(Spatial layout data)
— BEGIN —

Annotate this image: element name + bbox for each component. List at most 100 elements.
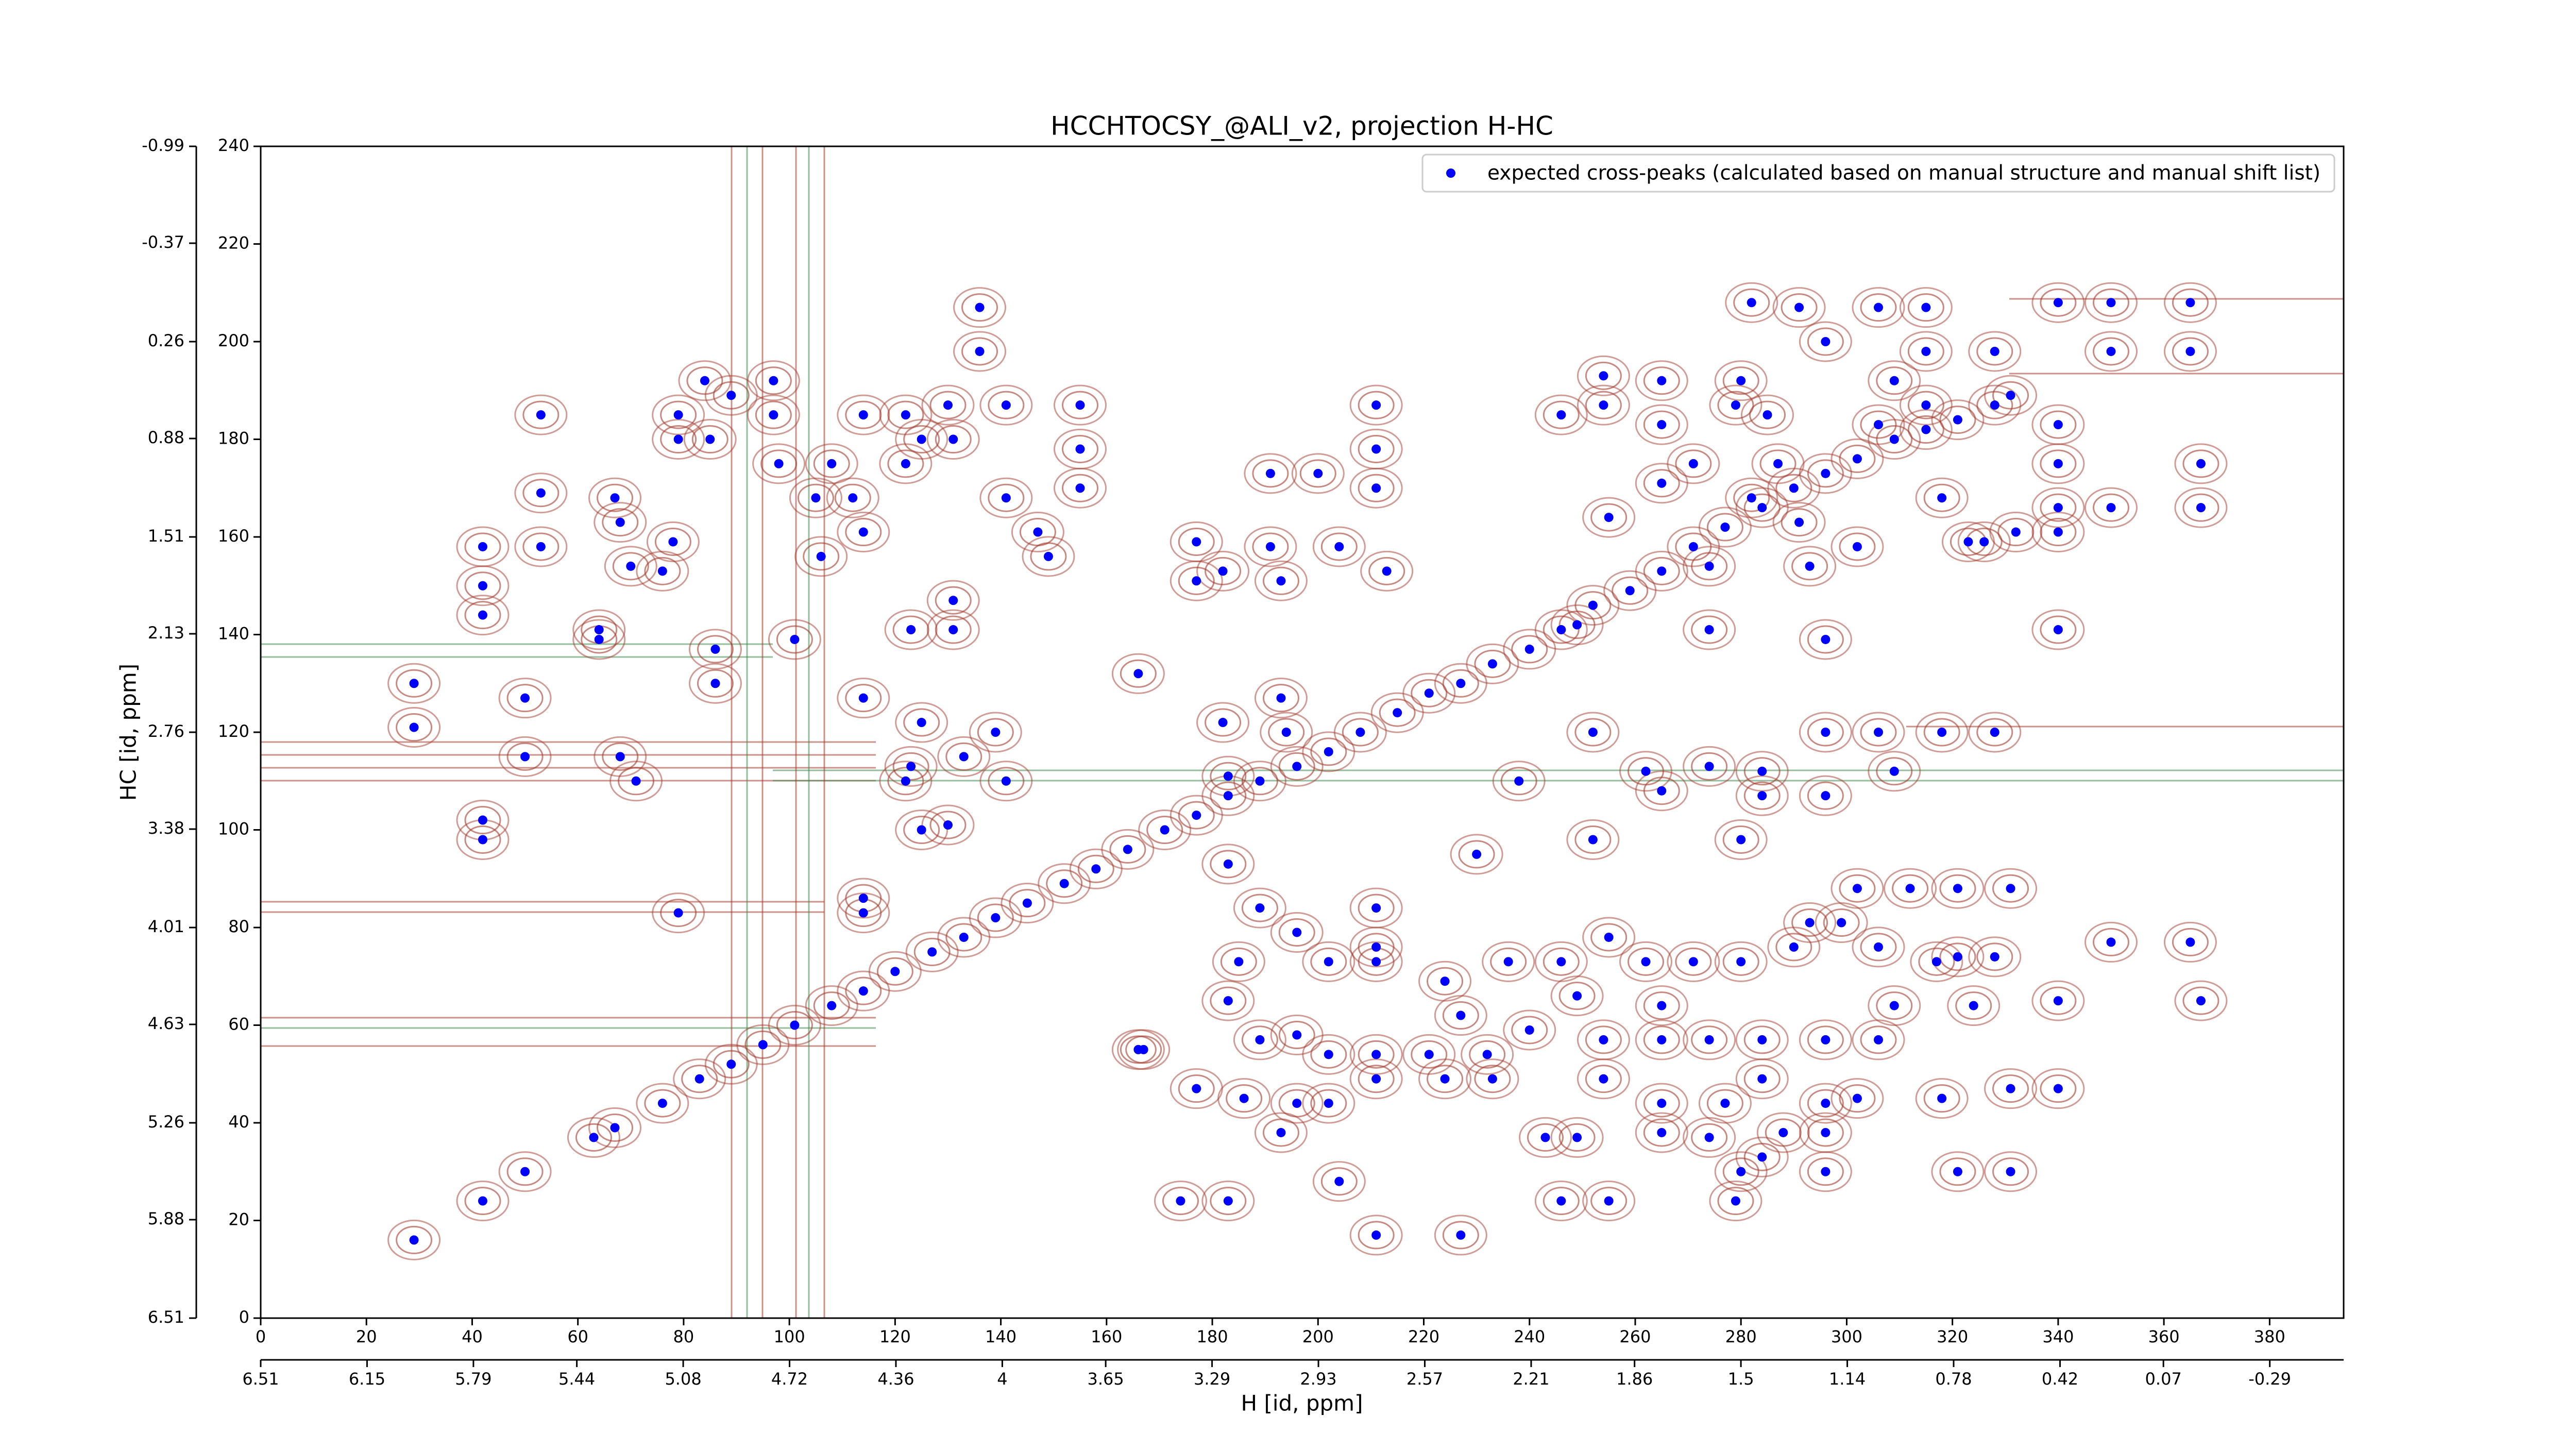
peak-halo [2163, 921, 2217, 963]
peak-halo [673, 1058, 726, 1100]
peak-halo [2031, 1068, 2085, 1109]
peak-halo [1852, 926, 1905, 968]
cross-peak [1503, 957, 1513, 967]
peak-halo [1527, 1123, 1564, 1152]
legend-box [1421, 154, 2335, 193]
peak-halo [522, 532, 560, 561]
x-tick-label: 80 [673, 1327, 694, 1346]
peak-halo [1915, 477, 1969, 518]
cross-peak [1720, 1099, 1730, 1108]
peak-halo [1111, 653, 1165, 694]
cross-peak [1424, 1050, 1434, 1059]
peak-halo [895, 810, 948, 850]
peak-halo [988, 391, 1025, 419]
peak-halo [1799, 619, 1852, 660]
peak-halo [1931, 399, 1985, 441]
peak-halo [1735, 1136, 1789, 1177]
peak-halo [903, 425, 940, 453]
contour-background [261, 146, 2344, 1318]
cross-peak [1192, 576, 1201, 586]
peak-halo [1799, 1151, 1852, 1192]
cross-peak [478, 542, 487, 551]
cross-peak [1556, 957, 1566, 967]
peak-halo [1278, 918, 1315, 947]
peak-halo [1807, 1157, 1844, 1186]
peak-halo [1368, 557, 1405, 585]
cross-peak [1979, 537, 1989, 547]
peak-halo [1852, 287, 1905, 328]
peak-halo [713, 381, 750, 410]
peak-halo [1062, 391, 1099, 419]
peak-halo [1469, 1040, 1506, 1069]
cross-peak [1324, 957, 1333, 967]
peak-halo [1831, 526, 1884, 567]
peak-halo [597, 483, 634, 512]
cross-peak [1641, 766, 1651, 776]
peak-halo [776, 1011, 813, 1039]
x2-tick-label: 4.72 [771, 1369, 808, 1389]
peak-halo [1839, 1084, 1876, 1113]
peak-halo [1725, 477, 1778, 518]
peak-halo [1358, 434, 1395, 463]
cross-peak [1641, 957, 1651, 967]
peak-halo [1427, 967, 1464, 996]
y2-tick-label: 1.51 [148, 526, 184, 546]
peak-halo [1968, 936, 2022, 978]
cross-peak [1334, 542, 1344, 551]
cross-peak [1931, 957, 1941, 967]
cross-peak [1218, 566, 1228, 576]
peak-halo [1799, 712, 1852, 753]
peak-halo [2031, 980, 2085, 1021]
x-tick-label: 140 [985, 1327, 1016, 1346]
cross-peak [1604, 932, 1614, 942]
peak-halo [1534, 1181, 1588, 1222]
peak-halo [1450, 834, 1503, 875]
peak-halo [977, 903, 1014, 932]
peak-halo [1775, 933, 1812, 962]
cross-peak [710, 679, 720, 688]
peak-halo [961, 337, 998, 366]
peak-halo [1210, 986, 1247, 1015]
peak-halo [1807, 459, 1844, 488]
cross-peak [1731, 1196, 1740, 1206]
peak-halo [1667, 941, 1720, 982]
peak-halo [1683, 609, 1736, 650]
peak-halo [1270, 1014, 1324, 1055]
cross-peak [917, 718, 926, 728]
peak-halo [636, 1083, 689, 1124]
cross-peak [589, 1133, 599, 1142]
peak-halo [926, 419, 980, 460]
y2-tick-label: -0.37 [142, 232, 184, 252]
peak-halo [1411, 679, 1448, 707]
cross-peak [948, 596, 958, 605]
peak-halo [1643, 1118, 1680, 1147]
cross-peak [1990, 728, 1999, 737]
peak-halo [1302, 941, 1355, 982]
y2-tick-label: 0.26 [148, 331, 184, 350]
cross-peak [2053, 1084, 2063, 1093]
y-tick-label: 160 [218, 526, 249, 546]
peak-halo [1201, 844, 1255, 885]
peak-halo [1220, 947, 1257, 976]
peak-halo [1358, 894, 1395, 922]
peak-halo [2031, 443, 2085, 484]
peak-halo [1931, 868, 1985, 909]
peak-halo [652, 892, 705, 934]
peak-halo [1907, 293, 1944, 322]
cross-peak [2053, 298, 2063, 308]
cross-peak [1059, 879, 1069, 888]
cross-peak [726, 391, 736, 400]
peak-halo [1342, 718, 1379, 747]
peak-halo [1244, 453, 1297, 494]
peak-halo [1735, 775, 1789, 816]
peak-halo [905, 931, 959, 972]
peak-halo [1490, 947, 1527, 976]
peak-halo [2084, 921, 2138, 963]
peak-halo [813, 991, 850, 1020]
y-tick-label: 120 [218, 721, 249, 741]
cross-peak [1371, 957, 1381, 967]
peak-halo [1706, 1089, 1743, 1118]
cross-peak [2185, 346, 2195, 356]
peak-halo [1899, 384, 1953, 426]
peak-halo [1466, 1058, 1519, 1100]
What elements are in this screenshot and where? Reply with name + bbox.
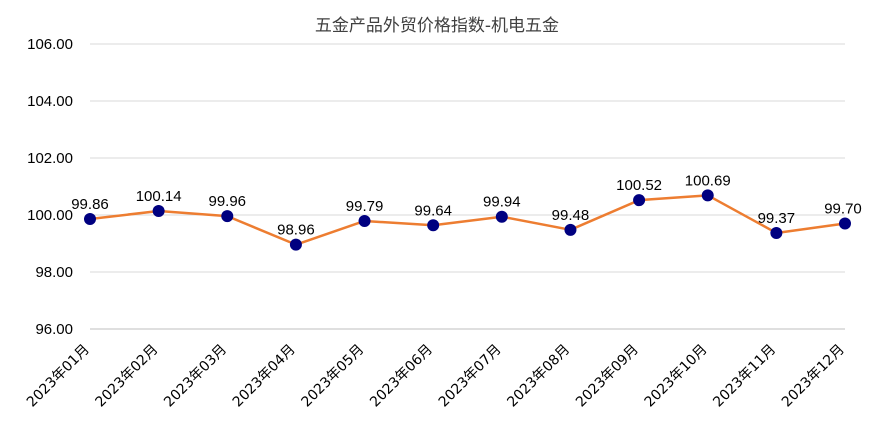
x-tick-label: 2023年02月	[93, 342, 162, 411]
grid-layer	[90, 43, 845, 330]
data-point	[564, 223, 577, 236]
series-line	[89, 194, 846, 246]
data-label: 99.64	[414, 202, 452, 219]
data-point	[427, 219, 440, 232]
data-label: 98.96	[277, 222, 315, 239]
data-point	[495, 210, 508, 223]
data-point	[633, 194, 646, 207]
data-label: 100.52	[616, 177, 662, 194]
x-tick-label: 2023年08月	[504, 342, 573, 411]
data-point	[839, 217, 851, 230]
x-tick-label: 2023年05月	[298, 342, 367, 411]
x-tick-label: 2023年09月	[573, 342, 642, 411]
chart-title: 五金产品外贸价格指数-机电五金	[315, 16, 559, 36]
data-point	[152, 205, 165, 218]
x-tick-label: 2023年12月	[779, 342, 848, 411]
x-tick-label: 2023年11月	[710, 342, 779, 411]
data-label: 99.37	[758, 210, 796, 227]
x-axis-ticks: 2023年01月 2023年02月 2023年03月 2023年04月 2023年05月…	[24, 342, 848, 411]
x-tick-label: 2023年10月	[642, 342, 711, 411]
data-label: 100.69	[685, 172, 731, 189]
data-label: 99.79	[346, 198, 384, 215]
data-points	[84, 189, 851, 251]
data-label: 99.86	[71, 196, 109, 213]
x-tick-label: 2023年03月	[161, 342, 230, 411]
x-tick-label: 2023年01月	[24, 342, 93, 411]
y-tick-label: 100.00	[27, 207, 73, 224]
y-tick-label: 104.00	[27, 93, 73, 110]
x-tick-label: 2023年07月	[436, 342, 505, 411]
data-point	[289, 238, 302, 251]
data-label: 99.48	[552, 207, 590, 224]
data-point	[84, 212, 96, 225]
y-tick-label: 96.00	[35, 321, 73, 338]
y-tick-label: 102.00	[27, 150, 73, 167]
x-tick-label: 2023年04月	[230, 342, 299, 411]
data-labels: 99.86 100.14 99.96 98.96 99.79 99.64 99.94 99.4…	[71, 172, 862, 238]
data-label: 99.70	[824, 201, 862, 218]
data-label: 99.96	[208, 193, 246, 210]
data-point	[221, 210, 234, 223]
y-axis-ticks: 96.00 98.00 100.00 102.00 104.00 106.00	[27, 36, 73, 338]
data-point	[770, 226, 783, 239]
series-line-layer	[89, 194, 846, 246]
y-tick-label: 106.00	[27, 36, 73, 53]
x-tick-label: 2023年06月	[367, 342, 436, 411]
data-label: 99.94	[483, 194, 521, 211]
data-point	[701, 189, 714, 202]
y-tick-label: 98.00	[35, 264, 73, 281]
data-point	[358, 214, 371, 227]
data-label: 100.14	[136, 188, 182, 205]
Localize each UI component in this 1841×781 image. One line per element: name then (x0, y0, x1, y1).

— END —

▶ WORK TO COMPLETE
Please retype every entry line for line, leaving out the pictures.

▶ FINAL RESULT
Annotate this image: element name + bbox for each component. List at most 100 elements.
peak-halo [2163, 921, 2217, 963]
peak-halo [673, 1058, 726, 1100]
peak-halo [2031, 1068, 2085, 1109]
peak-halo [1852, 926, 1905, 968]
cross-peak [1503, 957, 1513, 967]
peak-halo [1527, 1123, 1564, 1152]
legend-box [1421, 154, 2335, 193]
peak-halo [522, 532, 560, 561]
x-tick-label: 80 [673, 1327, 694, 1346]
peak-halo [1915, 477, 1969, 518]
cross-peak [1720, 1099, 1730, 1108]
peak-halo [1111, 653, 1165, 694]
cross-peak [1424, 1050, 1434, 1059]
peak-halo [895, 810, 948, 850]
peak-halo [988, 391, 1025, 419]
peak-halo [1799, 619, 1852, 660]
peak-halo [1931, 399, 1985, 441]
peak-halo [1735, 1136, 1789, 1177]
peak-halo [903, 425, 940, 453]
contour-background [261, 146, 2344, 1318]
cross-peak [1192, 576, 1201, 586]
peak-halo [1799, 1151, 1852, 1192]
cross-peak [478, 542, 487, 551]
cross-peak [1556, 957, 1566, 967]
peak-halo [1278, 918, 1315, 947]
peak-halo [1807, 1157, 1844, 1186]
peak-halo [1368, 557, 1405, 585]
cross-peak [1979, 537, 1989, 547]
peak-halo [1852, 287, 1905, 328]
peak-halo [713, 381, 750, 410]
peak-halo [1062, 391, 1099, 419]
peak-halo [1469, 1040, 1506, 1069]
cross-peak [1324, 957, 1333, 967]
peak-halo [1831, 526, 1884, 567]
peak-halo [597, 483, 634, 512]
cross-peak [1641, 766, 1651, 776]
peak-halo [776, 1011, 813, 1039]
x2-tick-label: 4.72 [771, 1369, 808, 1389]
peak-halo [1839, 1084, 1876, 1113]
peak-halo [1725, 477, 1778, 518]
peak-halo [1358, 434, 1395, 463]
cross-peak [1641, 957, 1651, 967]
peak-halo [1427, 967, 1464, 996]
y2-tick-label: 1.51 [148, 526, 184, 546]
peak-halo [1968, 936, 2022, 978]
cross-peak [1334, 542, 1344, 551]
cross-peak [1931, 957, 1941, 967]
cross-peak [1218, 566, 1228, 576]
peak-halo [1799, 712, 1852, 753]
peak-halo [2031, 980, 2085, 1021]
x-tick-label: 140 [985, 1327, 1016, 1346]
cross-peak [1604, 932, 1614, 942]
peak-halo [1534, 1181, 1588, 1222]
peak-halo [1450, 834, 1503, 875]
peak-halo [977, 903, 1014, 932]
peak-halo [1775, 933, 1812, 962]
cross-peak [710, 679, 720, 688]
peak-halo [961, 337, 998, 366]
peak-halo [1210, 986, 1247, 1015]
peak-halo [1807, 459, 1844, 488]
cross-peak [1731, 1196, 1740, 1206]
peak-halo [1667, 941, 1720, 982]
peak-halo [1683, 609, 1736, 650]
peak-halo [1270, 1014, 1324, 1055]
cross-peak [917, 718, 926, 728]
peak-halo [636, 1083, 689, 1124]
cross-peak [589, 1133, 599, 1142]
peak-halo [926, 419, 980, 460]
y2-tick-label: -0.37 [142, 232, 184, 252]
peak-halo [1411, 679, 1448, 707]
cross-peak [948, 596, 958, 605]
peak-halo [1643, 1118, 1680, 1147]
cross-peak [1990, 728, 1999, 737]
peak-halo [1302, 941, 1355, 982]
y2-tick-label: 0.26 [148, 331, 184, 350]
cross-peak [2053, 1084, 2063, 1093]
y-tick-label: 160 [218, 526, 249, 546]
peak-halo [1201, 844, 1255, 885]
peak-halo [1220, 947, 1257, 976]
peak-halo [1358, 894, 1395, 922]
peak-halo [2031, 443, 2085, 484]
peak-halo [1931, 868, 1985, 909]
peak-halo [652, 892, 705, 934]
peak-halo [1907, 293, 1944, 322]
cross-peak [2053, 298, 2063, 308]
cross-peak [1059, 879, 1069, 888]
cross-peak [726, 391, 736, 400]
peak-halo [1342, 718, 1379, 747]
peak-halo [1244, 453, 1297, 494]
peak-halo [1735, 775, 1789, 816]
peak-halo [905, 931, 959, 972]
peak-halo [1490, 947, 1527, 976]
peak-halo [2084, 921, 2138, 963]
peak-halo [813, 991, 850, 1020]
y-tick-label: 120 [218, 721, 249, 741]
cross-peak [1371, 957, 1381, 967]
peak-halo [1706, 1089, 1743, 1118]
cross-peak [2185, 346, 2195, 356]
peak-halo [1899, 384, 1953, 426]
peak-halo [1466, 1058, 1519, 1100]
What elements are in this screenshot and where? Reply with name + bbox.
x-tick-label: 2023年02月	[93, 342, 162, 411]
grid-layer	[90, 43, 845, 330]
data-point	[564, 223, 577, 236]
series-line	[89, 194, 846, 246]
data-label: 99.64	[414, 202, 452, 219]
data-point	[427, 219, 440, 232]
data-label: 98.96	[277, 222, 315, 239]
data-point	[495, 210, 508, 223]
data-point	[633, 194, 646, 207]
data-label: 100.52	[616, 177, 662, 194]
x-tick-label: 2023年08月	[504, 342, 573, 411]
data-point	[839, 217, 851, 230]
x-tick-label: 2023年05月	[298, 342, 367, 411]
x-tick-label: 2023年09月	[573, 342, 642, 411]
chart-title: 五金产品外贸价格指数-机电五金	[315, 16, 559, 36]
data-point	[152, 205, 165, 218]
x-tick-label: 2023年12月	[779, 342, 848, 411]
x-tick-label: 2023年11月	[710, 342, 779, 411]
data-label: 99.37	[758, 210, 796, 227]
x-axis-ticks: 2023年01月 2023年02月 2023年03月 2023年04月 2023年05月…	[24, 342, 848, 411]
x-tick-label: 2023年10月	[642, 342, 711, 411]
data-label: 100.69	[685, 172, 731, 189]
data-label: 99.79	[346, 198, 384, 215]
data-points	[84, 189, 851, 251]
data-label: 99.86	[71, 196, 109, 213]
x-tick-label: 2023年03月	[161, 342, 230, 411]
x-tick-label: 2023年01月	[24, 342, 93, 411]
y-tick-label: 100.00	[27, 207, 73, 224]
y-tick-label: 104.00	[27, 93, 73, 110]
x-tick-label: 2023年07月	[436, 342, 505, 411]
data-point	[289, 238, 302, 251]
data-label: 99.48	[552, 207, 590, 224]
data-point	[84, 212, 96, 225]
y-tick-label: 96.00	[35, 321, 73, 338]
y-tick-label: 102.00	[27, 150, 73, 167]
x-tick-label: 2023年04月	[230, 342, 299, 411]
data-labels: 99.86 100.14 99.96 98.96 99.79 99.64 99.94 99.4…	[71, 172, 862, 238]
data-label: 99.70	[824, 201, 862, 218]
data-label: 99.96	[208, 193, 246, 210]
data-point	[221, 210, 234, 223]
y-axis-ticks: 96.00 98.00 100.00 102.00 104.00 106.00	[27, 36, 73, 338]
data-point	[770, 226, 783, 239]
series-line-layer	[89, 194, 846, 246]
y-tick-label: 106.00	[27, 36, 73, 53]
x-tick-label: 2023年06月	[367, 342, 436, 411]
data-label: 99.94	[483, 194, 521, 211]
data-point	[701, 189, 714, 202]
y-tick-label: 98.00	[35, 264, 73, 281]
data-point	[358, 214, 371, 227]
data-label: 100.14	[136, 188, 182, 205]
Localize each UI component in this 1841×781 image. One line per element: name then (x0, y0, x1, y1).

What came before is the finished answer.